= SUPPLIED PASSAGE =

*** Block opens ***

Microscopic Particulate Analysis of spring water indicates that the spring has a low risk of surface-water contamination, which is substantiated by a bacterial test of water from the point of discharge of Calf Creek Spring, the Calf Creek Spring collection box, a tap from the water distribution system, and Calf Creek near the picnic area. Bacteria colonies were found in Calf Creek near the picnic area.
Calf Creek Spring discharges from fractured Navajo Sandstone where the potential for contamination by animal or human microbes is slight. Calf Creek probably gains water along its entire length from the aquifer in the Navajo Sandstone. Once at the surface, water in Calf Creek is exposed to animal- and human-borne microbes. If the water level in the Navajo aquifer at the spring remains higher than the water level of the creek, mixing is unlikely to occur and contamination is unlikely. The water level of Calf Creek Spring in June 1994 was at least 4 feet above the water level of Calf Creek.

*** Block closes ***

= ENTRIES PROVIDED =
*** Block opens ***

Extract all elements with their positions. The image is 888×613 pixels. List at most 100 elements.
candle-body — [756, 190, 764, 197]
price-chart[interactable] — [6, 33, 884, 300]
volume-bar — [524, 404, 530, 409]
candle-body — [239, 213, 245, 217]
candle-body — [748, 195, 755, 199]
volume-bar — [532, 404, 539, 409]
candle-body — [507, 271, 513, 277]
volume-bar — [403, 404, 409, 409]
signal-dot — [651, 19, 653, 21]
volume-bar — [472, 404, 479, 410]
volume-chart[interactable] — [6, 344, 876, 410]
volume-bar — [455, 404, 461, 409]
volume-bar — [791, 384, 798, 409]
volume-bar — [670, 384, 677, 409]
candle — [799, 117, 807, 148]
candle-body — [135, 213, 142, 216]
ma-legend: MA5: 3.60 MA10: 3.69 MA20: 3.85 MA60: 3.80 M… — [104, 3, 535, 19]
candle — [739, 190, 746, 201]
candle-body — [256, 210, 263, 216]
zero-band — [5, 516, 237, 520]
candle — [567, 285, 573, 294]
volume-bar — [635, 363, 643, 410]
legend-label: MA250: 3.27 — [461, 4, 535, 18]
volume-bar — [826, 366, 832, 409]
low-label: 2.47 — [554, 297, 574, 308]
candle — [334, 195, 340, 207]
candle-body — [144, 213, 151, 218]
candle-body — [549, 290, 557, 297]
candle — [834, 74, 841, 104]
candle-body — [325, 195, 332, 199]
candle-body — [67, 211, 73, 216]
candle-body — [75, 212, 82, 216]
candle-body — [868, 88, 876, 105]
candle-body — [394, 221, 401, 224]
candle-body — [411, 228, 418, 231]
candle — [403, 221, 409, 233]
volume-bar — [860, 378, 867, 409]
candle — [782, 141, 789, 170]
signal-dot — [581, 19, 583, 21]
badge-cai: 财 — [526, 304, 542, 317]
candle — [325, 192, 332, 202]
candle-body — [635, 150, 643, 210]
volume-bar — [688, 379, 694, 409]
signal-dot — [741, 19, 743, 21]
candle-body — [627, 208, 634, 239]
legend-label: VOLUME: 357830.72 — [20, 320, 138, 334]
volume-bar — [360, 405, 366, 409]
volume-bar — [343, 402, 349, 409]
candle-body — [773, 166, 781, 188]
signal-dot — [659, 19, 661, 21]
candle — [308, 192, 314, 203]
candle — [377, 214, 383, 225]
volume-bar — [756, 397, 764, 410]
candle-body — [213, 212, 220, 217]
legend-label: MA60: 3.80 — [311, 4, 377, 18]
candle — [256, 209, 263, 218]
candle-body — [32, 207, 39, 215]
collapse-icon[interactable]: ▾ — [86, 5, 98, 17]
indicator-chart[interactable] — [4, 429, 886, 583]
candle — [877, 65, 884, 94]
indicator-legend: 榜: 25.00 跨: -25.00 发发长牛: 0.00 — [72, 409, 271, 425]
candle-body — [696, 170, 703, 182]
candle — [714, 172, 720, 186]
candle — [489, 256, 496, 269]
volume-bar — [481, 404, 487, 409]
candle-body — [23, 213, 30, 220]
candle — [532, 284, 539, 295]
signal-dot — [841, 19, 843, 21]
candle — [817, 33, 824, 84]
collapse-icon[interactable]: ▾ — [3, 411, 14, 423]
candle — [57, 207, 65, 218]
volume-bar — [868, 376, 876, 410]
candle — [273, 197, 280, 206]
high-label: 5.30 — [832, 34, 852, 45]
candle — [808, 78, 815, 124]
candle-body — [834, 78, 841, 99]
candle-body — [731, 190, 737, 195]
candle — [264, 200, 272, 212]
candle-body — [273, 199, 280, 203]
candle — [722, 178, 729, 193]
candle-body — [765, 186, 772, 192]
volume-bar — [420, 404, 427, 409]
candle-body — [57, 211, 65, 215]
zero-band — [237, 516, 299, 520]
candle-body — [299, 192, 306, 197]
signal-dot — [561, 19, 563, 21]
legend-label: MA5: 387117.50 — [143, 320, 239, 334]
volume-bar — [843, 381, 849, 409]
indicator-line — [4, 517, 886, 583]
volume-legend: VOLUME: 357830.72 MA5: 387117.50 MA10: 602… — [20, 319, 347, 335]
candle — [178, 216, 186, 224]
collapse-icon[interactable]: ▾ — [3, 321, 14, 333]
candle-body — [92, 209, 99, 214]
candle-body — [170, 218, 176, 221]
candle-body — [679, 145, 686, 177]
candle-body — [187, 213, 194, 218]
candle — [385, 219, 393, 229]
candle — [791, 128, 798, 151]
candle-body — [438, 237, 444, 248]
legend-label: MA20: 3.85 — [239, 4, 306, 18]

*** Block closes ***

= COMPLETE THE FOLLOWING =
1. In the passage on Calf Creek Spring, list every place where water was sampled for the bacterial test.
2. Pick up the passage on Calf Creek Spring after its final sentence and keep writing it.

= RESPONSE LIST =
1.
- The point of discharge of Calf Creek Spring
- The Calf Creek Spring collection box
- A tap from the water distribution system
- Calf Creek near the picnic area

2.
Water from Calf Creek Spring is a mixed type composed of magnesium, calcium, sodium, bicarbonate, and sulfate ions, and water from Calf Creek is a mixed type composed of calcium, magnesium, bicarbonate, sulfate, and chloride ions. Compositional similarity is not unusual if both water sources are derived from the Navajo aquifer.
Discharge and temperature measurements at the spring and in the creek in May and June 1994 vary independently and do not indicate a hydraulic connection. Turbidity measurements, though not conclusive, indicate that no direct hydraulic connection exists between Calf Creek and Calf Creek Spring.
Hydrologic characteristics of Calf Creek provide evidence that the probable long-term, sustainable source of water is the Navajo aquifer and not precipitation-derived runoff. Ground-water leakage from adjacent drainages could contribute to perennial flow in Calf Creek. Fractures modify the movement of ground water to discharge areas, such as Calf Creek Spring.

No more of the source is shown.